> [DIRECTIONS]
Restate the records below word for word, and omit the images they hold.

===== INPUT FOR THIS TASK

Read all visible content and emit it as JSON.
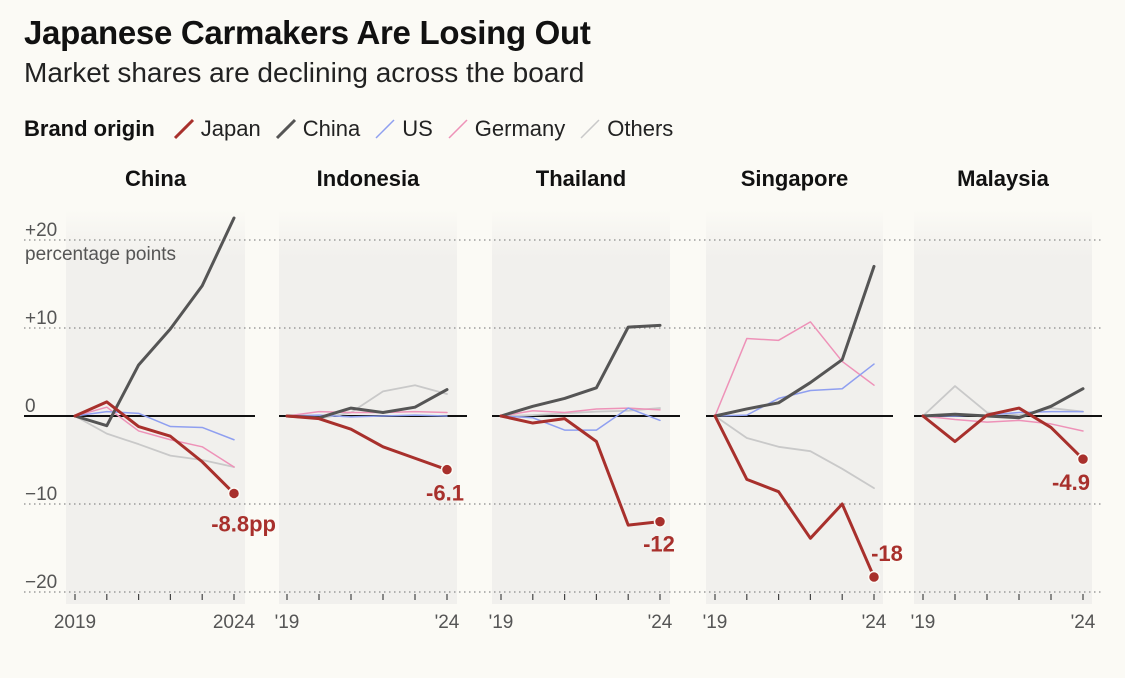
{
  "title": "Japanese Carmakers Are Losing Out",
  "subtitle": "Market shares are declining across the board",
  "legend": {
    "title": "Brand origin",
    "items": [
      {
        "label": "Japan",
        "color": "#a8302c"
      },
      {
        "label": "China",
        "color": "#555555"
      },
      {
        "label": "US",
        "color": "#8f9ff0"
      },
      {
        "label": "Germany",
        "color": "#ee92b8"
      },
      {
        "label": "Others",
        "color": "#c9c9c9"
      }
    ]
  },
  "axis_unit_label": "percentage points",
  "chart_data": {
    "type": "line",
    "title": "Japanese Carmakers Are Losing Out",
    "subtitle": "Market shares are declining across the board",
    "ylabel": "percentage points",
    "ylim": [
      -20,
      20
    ],
    "y_ticks": [
      {
        "value": 20,
        "label": "+20"
      },
      {
        "value": 10,
        "label": "+10"
      },
      {
        "value": 0,
        "label": "0"
      },
      {
        "value": -10,
        "label": "−10"
      },
      {
        "value": -20,
        "label": "−20"
      }
    ],
    "x": [
      2019,
      2020,
      2021,
      2022,
      2023,
      2024
    ],
    "x_tick_labels": [
      [
        "2019",
        "2024"
      ],
      [
        "'19",
        "'24"
      ],
      [
        "'19",
        "'24"
      ],
      [
        "'19",
        "'24"
      ],
      [
        "'19",
        "'24"
      ]
    ],
    "colors": {
      "Japan": "#a8302c",
      "China": "#555555",
      "US": "#8f9ff0",
      "Germany": "#ee92b8",
      "Others": "#c9c9c9"
    },
    "panels": [
      {
        "market": "China",
        "end_label": "-8.8pp",
        "series": [
          {
            "name": "Others",
            "values": [
              0,
              -2,
              -3.2,
              -4.5,
              -5,
              -5.8
            ]
          },
          {
            "name": "Germany",
            "values": [
              0,
              1,
              -1.7,
              -2.7,
              -3.5,
              -5.8
            ]
          },
          {
            "name": "US",
            "values": [
              0,
              0.5,
              0.3,
              -1.2,
              -1.3,
              -2.7
            ]
          },
          {
            "name": "China",
            "values": [
              0,
              -1.1,
              5.8,
              9.9,
              14.8,
              22.5
            ]
          },
          {
            "name": "Japan",
            "values": [
              0,
              1.6,
              -1.2,
              -2.3,
              -5.2,
              -8.8
            ]
          }
        ]
      },
      {
        "market": "Indonesia",
        "end_label": "-6.1",
        "series": [
          {
            "name": "Others",
            "values": [
              0,
              -0.3,
              0.4,
              2.8,
              3.5,
              2.5
            ]
          },
          {
            "name": "Germany",
            "values": [
              0,
              0.5,
              0.4,
              0.4,
              0.5,
              0.4
            ]
          },
          {
            "name": "US",
            "values": [
              0,
              0.1,
              -0.1,
              0,
              0.1,
              0
            ]
          },
          {
            "name": "China",
            "values": [
              0,
              -0.2,
              0.9,
              0.4,
              1,
              3
            ]
          },
          {
            "name": "Japan",
            "values": [
              0,
              -0.3,
              -1.5,
              -3.5,
              -4.8,
              -6.1
            ]
          }
        ]
      },
      {
        "market": "Thailand",
        "end_label": "-12",
        "series": [
          {
            "name": "Others",
            "values": [
              0,
              0.1,
              0.3,
              0.5,
              0.6,
              0.9
            ]
          },
          {
            "name": "Germany",
            "values": [
              0,
              0.6,
              0.4,
              0.8,
              0.9,
              0.7
            ]
          },
          {
            "name": "US",
            "values": [
              0,
              -0.2,
              -1.6,
              -1.6,
              0.9,
              -0.5
            ]
          },
          {
            "name": "China",
            "values": [
              0,
              1.1,
              2,
              3.2,
              10.1,
              10.3
            ]
          },
          {
            "name": "Japan",
            "values": [
              0,
              -0.8,
              -0.3,
              -2.9,
              -12.4,
              -12
            ]
          }
        ]
      },
      {
        "market": "Singapore",
        "end_label": "-18",
        "series": [
          {
            "name": "Others",
            "values": [
              0,
              -2.5,
              -3.5,
              -4,
              -6,
              -8.2
            ]
          },
          {
            "name": "Germany",
            "values": [
              0,
              8.8,
              8.6,
              10.7,
              6.2,
              3.5
            ]
          },
          {
            "name": "US",
            "values": [
              0,
              0.1,
              2,
              2.9,
              3.1,
              5.9
            ]
          },
          {
            "name": "China",
            "values": [
              0,
              0.8,
              1.5,
              3.8,
              6.4,
              17
            ]
          },
          {
            "name": "Japan",
            "values": [
              0,
              -7.2,
              -8.6,
              -13.9,
              -10,
              -18.3
            ]
          }
        ]
      },
      {
        "market": "Malaysia",
        "end_label": "-4.9",
        "series": [
          {
            "name": "Others",
            "values": [
              0,
              3.4,
              0.4,
              0.1,
              0.9,
              0.5
            ]
          },
          {
            "name": "Germany",
            "values": [
              0,
              -0.4,
              -0.7,
              -0.5,
              -0.9,
              -1.7
            ]
          },
          {
            "name": "US",
            "values": [
              0,
              0,
              0.1,
              0.4,
              0.5,
              0.5
            ]
          },
          {
            "name": "China",
            "values": [
              0,
              0.2,
              0,
              -0.2,
              1.1,
              3.1
            ]
          },
          {
            "name": "Japan",
            "values": [
              0,
              -2.9,
              0.1,
              0.9,
              -1.3,
              -4.9
            ]
          }
        ]
      }
    ]
  }
}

==========

> [WRITTEN RESPONSE]
Read all visible content and emit it as JSON.
{
  "title": "Japanese Carmakers Are Losing Out",
  "subtitle": "Market shares are declining across the board",
  "legend": {
    "title": "Brand origin",
    "items": [
      {
        "label": "Japan",
        "color": "#a8302c"
      },
      {
        "label": "China",
        "color": "#555555"
      },
      {
        "label": "US",
        "color": "#8f9ff0"
      },
      {
        "label": "Germany",
        "color": "#ee92b8"
      },
      {
        "label": "Others",
        "color": "#c9c9c9"
      }
    ]
  },
  "axis_unit_label": "percentage points",
  "chart_data": {
    "type": "line",
    "title": "Japanese Carmakers Are Losing Out",
    "subtitle": "Market shares are declining across the board",
    "ylabel": "percentage points",
    "ylim": [
      -20,
      20
    ],
    "y_ticks": [
      {
        "value": 20,
        "label": "+20"
      },
      {
        "value": 10,
        "label": "+10"
      },
      {
        "value": 0,
        "label": "0"
      },
      {
        "value": -10,
        "label": "−10"
      },
      {
        "value": -20,
        "label": "−20"
      }
    ],
    "x": [
      2019,
      2020,
      2021,
      2022,
      2023,
      2024
    ],
    "x_tick_labels": [
      [
        "2019",
        "2024"
      ],
      [
        "'19",
        "'24"
      ],
      [
        "'19",
        "'24"
      ],
      [
        "'19",
        "'24"
      ],
      [
        "'19",
        "'24"
      ]
    ],
    "colors": {
      "Japan": "#a8302c",
      "China": "#555555",
      "US": "#8f9ff0",
      "Germany": "#ee92b8",
      "Others": "#c9c9c9"
    },
    "panels": [
      {
        "market": "China",
        "end_label": "-8.8pp",
        "series": [
          {
            "name": "Others",
            "values": [
              0,
              -2,
              -3.2,
              -4.5,
              -5,
              -5.8
            ]
          },
          {
            "name": "Germany",
            "values": [
              0,
              1,
              -1.7,
              -2.7,
              -3.5,
              -5.8
            ]
          },
          {
            "name": "US",
            "values": [
              0,
              0.5,
              0.3,
              -1.2,
              -1.3,
              -2.7
            ]
          },
          {
            "name": "China",
            "values": [
              0,
              -1.1,
              5.8,
              9.9,
              14.8,
              22.5
            ]
          },
          {
            "name": "Japan",
            "values": [
              0,
              1.6,
              -1.2,
              -2.3,
              -5.2,
              -8.8
            ]
          }
        ]
      },
      {
        "market": "Indonesia",
        "end_label": "-6.1",
        "series": [
          {
            "name": "Others",
            "values": [
              0,
              -0.3,
              0.4,
              2.8,
              3.5,
              2.5
            ]
          },
          {
            "name": "Germany",
            "values": [
              0,
              0.5,
              0.4,
              0.4,
              0.5,
              0.4
            ]
          },
          {
            "name": "US",
            "values": [
              0,
              0.1,
              -0.1,
              0,
              0.1,
              0
            ]
          },
          {
            "name": "China",
            "values": [
              0,
              -0.2,
              0.9,
              0.4,
              1,
              3
            ]
          },
          {
            "name": "Japan",
            "values": [
              0,
              -0.3,
              -1.5,
              -3.5,
              -4.8,
              -6.1
            ]
          }
        ]
      },
      {
        "market": "Thailand",
        "end_label": "-12",
        "series": [
          {
            "name": "Others",
            "values": [
              0,
              0.1,
              0.3,
              0.5,
              0.6,
              0.9
            ]
          },
          {
            "name": "Germany",
            "values": [
              0,
              0.6,
              0.4,
              0.8,
              0.9,
              0.7
            ]
          },
          {
            "name": "US",
            "values": [
              0,
              -0.2,
              -1.6,
              -1.6,
              0.9,
              -0.5
            ]
          },
          {
            "name": "China",
            "values": [
              0,
              1.1,
              2,
              3.2,
              10.1,
              10.3
            ]
          },
          {
            "name": "Japan",
            "values": [
              0,
              -0.8,
              -0.3,
              -2.9,
              -12.4,
              -12
            ]
          }
        ]
      },
      {
        "market": "Singapore",
        "end_label": "-18",
        "series": [
          {
            "name": "Others",
            "values": [
              0,
              -2.5,
              -3.5,
              -4,
              -6,
              -8.2
            ]
          },
          {
            "name": "Germany",
            "values": [
              0,
              8.8,
              8.6,
              10.7,
              6.2,
              3.5
            ]
          },
          {
            "name": "US",
            "values": [
              0,
              0.1,
              2,
              2.9,
              3.1,
              5.9
            ]
          },
          {
            "name": "China",
            "values": [
              0,
              0.8,
              1.5,
              3.8,
              6.4,
              17
            ]
          },
          {
            "name": "Japan",
            "values": [
              0,
              -7.2,
              -8.6,
              -13.9,
              -10,
              -18.3
            ]
          }
        ]
      },
      {
        "market": "Malaysia",
        "end_label": "-4.9",
        "series": [
          {
            "name": "Others",
            "values": [
              0,
              3.4,
              0.4,
              0.1,
              0.9,
              0.5
            ]
          },
          {
            "name": "Germany",
            "values": [
              0,
              -0.4,
              -0.7,
              -0.5,
              -0.9,
              -1.7
            ]
          },
          {
            "name": "US",
            "values": [
              0,
              0,
              0.1,
              0.4,
              0.5,
              0.5
            ]
          },
          {
            "name": "China",
            "values": [
              0,
              0.2,
              0,
              -0.2,
              1.1,
              3.1
            ]
          },
          {
            "name": "Japan",
            "values": [
              0,
              -2.9,
              0.1,
              0.9,
              -1.3,
              -4.9
            ]
          }
        ]
      }
    ]
  }
}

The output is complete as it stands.